===== MATERIAL

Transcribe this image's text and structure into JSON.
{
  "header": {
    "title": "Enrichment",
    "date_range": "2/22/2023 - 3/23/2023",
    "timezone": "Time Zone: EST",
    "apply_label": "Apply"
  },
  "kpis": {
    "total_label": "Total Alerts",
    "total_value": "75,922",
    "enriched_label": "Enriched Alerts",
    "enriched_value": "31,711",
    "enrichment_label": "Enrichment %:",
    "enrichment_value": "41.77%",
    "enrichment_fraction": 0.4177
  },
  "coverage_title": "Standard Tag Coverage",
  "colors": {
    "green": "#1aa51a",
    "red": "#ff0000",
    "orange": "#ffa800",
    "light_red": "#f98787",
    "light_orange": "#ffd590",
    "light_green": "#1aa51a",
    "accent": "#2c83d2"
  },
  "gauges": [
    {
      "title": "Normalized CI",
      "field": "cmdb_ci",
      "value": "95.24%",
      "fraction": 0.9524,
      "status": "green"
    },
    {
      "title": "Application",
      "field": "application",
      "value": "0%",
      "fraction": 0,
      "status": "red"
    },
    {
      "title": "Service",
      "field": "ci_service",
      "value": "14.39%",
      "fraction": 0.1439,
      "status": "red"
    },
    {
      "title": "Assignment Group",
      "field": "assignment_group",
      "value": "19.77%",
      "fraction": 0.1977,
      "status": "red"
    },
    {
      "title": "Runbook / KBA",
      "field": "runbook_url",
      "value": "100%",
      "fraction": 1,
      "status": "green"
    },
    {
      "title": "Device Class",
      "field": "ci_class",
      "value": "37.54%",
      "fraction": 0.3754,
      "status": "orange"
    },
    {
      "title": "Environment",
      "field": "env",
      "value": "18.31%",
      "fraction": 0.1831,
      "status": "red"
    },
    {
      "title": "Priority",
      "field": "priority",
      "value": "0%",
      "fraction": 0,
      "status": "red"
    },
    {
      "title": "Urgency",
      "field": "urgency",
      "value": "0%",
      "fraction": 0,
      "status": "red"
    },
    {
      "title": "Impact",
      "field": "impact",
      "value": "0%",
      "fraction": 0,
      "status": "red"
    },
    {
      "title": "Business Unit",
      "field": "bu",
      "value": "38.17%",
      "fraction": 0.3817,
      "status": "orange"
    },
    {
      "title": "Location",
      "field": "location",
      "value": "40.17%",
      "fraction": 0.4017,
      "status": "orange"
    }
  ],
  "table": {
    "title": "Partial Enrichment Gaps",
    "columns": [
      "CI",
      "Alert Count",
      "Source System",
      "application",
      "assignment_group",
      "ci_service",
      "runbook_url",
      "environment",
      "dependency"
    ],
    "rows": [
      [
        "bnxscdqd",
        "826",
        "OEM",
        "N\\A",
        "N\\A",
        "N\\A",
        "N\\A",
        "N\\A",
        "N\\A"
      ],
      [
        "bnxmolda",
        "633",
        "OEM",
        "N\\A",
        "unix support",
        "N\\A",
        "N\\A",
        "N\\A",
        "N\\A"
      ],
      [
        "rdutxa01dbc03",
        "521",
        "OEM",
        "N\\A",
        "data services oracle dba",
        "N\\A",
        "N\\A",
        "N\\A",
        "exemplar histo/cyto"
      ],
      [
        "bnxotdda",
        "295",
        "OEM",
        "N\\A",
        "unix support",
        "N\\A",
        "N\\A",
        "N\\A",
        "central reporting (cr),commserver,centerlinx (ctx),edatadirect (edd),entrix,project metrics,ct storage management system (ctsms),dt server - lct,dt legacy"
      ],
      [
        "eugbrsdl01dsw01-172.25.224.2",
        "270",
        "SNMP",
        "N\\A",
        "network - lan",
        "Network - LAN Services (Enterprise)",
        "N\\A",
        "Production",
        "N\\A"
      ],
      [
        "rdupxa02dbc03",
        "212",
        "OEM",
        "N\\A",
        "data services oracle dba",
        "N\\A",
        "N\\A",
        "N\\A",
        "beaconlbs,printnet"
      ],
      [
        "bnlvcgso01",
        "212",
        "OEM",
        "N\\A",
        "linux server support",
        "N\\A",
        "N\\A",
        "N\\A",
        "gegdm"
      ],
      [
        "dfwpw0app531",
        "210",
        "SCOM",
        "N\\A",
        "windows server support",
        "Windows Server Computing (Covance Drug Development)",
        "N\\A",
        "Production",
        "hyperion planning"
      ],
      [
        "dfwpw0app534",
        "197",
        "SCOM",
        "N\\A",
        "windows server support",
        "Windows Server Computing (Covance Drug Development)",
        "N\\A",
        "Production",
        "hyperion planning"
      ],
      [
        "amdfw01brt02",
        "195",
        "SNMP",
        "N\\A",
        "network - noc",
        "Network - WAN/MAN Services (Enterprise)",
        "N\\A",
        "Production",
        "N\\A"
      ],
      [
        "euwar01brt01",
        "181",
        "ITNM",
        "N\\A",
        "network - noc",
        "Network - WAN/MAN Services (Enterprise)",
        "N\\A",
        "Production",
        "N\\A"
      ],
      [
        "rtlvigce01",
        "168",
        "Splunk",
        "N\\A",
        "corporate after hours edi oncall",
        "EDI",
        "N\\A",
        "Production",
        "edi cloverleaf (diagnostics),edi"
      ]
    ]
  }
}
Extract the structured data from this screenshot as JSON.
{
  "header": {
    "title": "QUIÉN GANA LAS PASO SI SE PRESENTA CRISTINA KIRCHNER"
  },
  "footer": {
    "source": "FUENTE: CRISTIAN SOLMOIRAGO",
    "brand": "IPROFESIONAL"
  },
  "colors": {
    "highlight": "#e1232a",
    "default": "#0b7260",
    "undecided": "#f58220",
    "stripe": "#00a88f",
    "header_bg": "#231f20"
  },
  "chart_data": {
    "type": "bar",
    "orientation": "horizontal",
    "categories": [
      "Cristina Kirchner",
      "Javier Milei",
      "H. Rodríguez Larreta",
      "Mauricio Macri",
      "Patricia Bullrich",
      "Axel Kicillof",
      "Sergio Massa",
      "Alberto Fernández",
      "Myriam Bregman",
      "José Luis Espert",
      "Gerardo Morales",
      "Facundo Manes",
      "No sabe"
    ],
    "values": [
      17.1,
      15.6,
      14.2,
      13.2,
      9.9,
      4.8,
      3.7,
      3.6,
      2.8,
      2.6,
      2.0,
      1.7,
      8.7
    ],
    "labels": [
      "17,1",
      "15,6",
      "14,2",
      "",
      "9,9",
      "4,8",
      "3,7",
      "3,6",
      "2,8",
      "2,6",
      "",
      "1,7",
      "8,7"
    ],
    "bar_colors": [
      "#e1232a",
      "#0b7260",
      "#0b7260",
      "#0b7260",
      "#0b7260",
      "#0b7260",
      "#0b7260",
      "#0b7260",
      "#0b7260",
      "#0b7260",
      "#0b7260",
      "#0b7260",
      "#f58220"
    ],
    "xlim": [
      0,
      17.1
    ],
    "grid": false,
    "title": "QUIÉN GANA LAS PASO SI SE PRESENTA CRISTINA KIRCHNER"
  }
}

==========

• [TASK DIRECTIONS]
Repeat, with no changes, each line from the one with "Extract the structured" to the end of the listing, including both ends and nothing else.

• [RESULT BELOW]
Extract the structured data from this screenshot as JSON.
{
  "header": {
    "title": "QUIÉN GANA LAS PASO SI SE PRESENTA CRISTINA KIRCHNER"
  },
  "footer": {
    "source": "FUENTE: CRISTIAN SOLMOIRAGO",
    "brand": "IPROFESIONAL"
  },
  "colors": {
    "highlight": "#e1232a",
    "default": "#0b7260",
    "undecided": "#f58220",
    "stripe": "#00a88f",
    "header_bg": "#231f20"
  },
  "chart_data": {
    "type": "bar",
    "orientation": "horizontal",
    "categories": [
      "Cristina Kirchner",
      "Javier Milei",
      "H. Rodríguez Larreta",
      "Mauricio Macri",
      "Patricia Bullrich",
      "Axel Kicillof",
      "Sergio Massa",
      "Alberto Fernández",
      "Myriam Bregman",
      "José Luis Espert",
      "Gerardo Morales",
      "Facundo Manes",
      "No sabe"
    ],
    "values": [
      17.1,
      15.6,
      14.2,
      13.2,
      9.9,
      4.8,
      3.7,
      3.6,
      2.8,
      2.6,
      2.0,
      1.7,
      8.7
    ],
    "labels": [
      "17,1",
      "15,6",
      "14,2",
      "",
      "9,9",
      "4,8",
      "3,7",
      "3,6",
      "2,8",
      "2,6",
      "",
      "1,7",
      "8,7"
    ],
    "bar_colors": [
      "#e1232a",
      "#0b7260",
      "#0b7260",
      "#0b7260",
      "#0b7260",
      "#0b7260",
      "#0b7260",
      "#0b7260",
      "#0b7260",
      "#0b7260",
      "#0b7260",
      "#0b7260",
      "#f58220"
    ],
    "xlim": [
      0,
      17.1
    ],
    "grid": false,
    "title": "QUIÉN GANA LAS PASO SI SE PRESENTA CRISTINA KIRCHNER"
  }
}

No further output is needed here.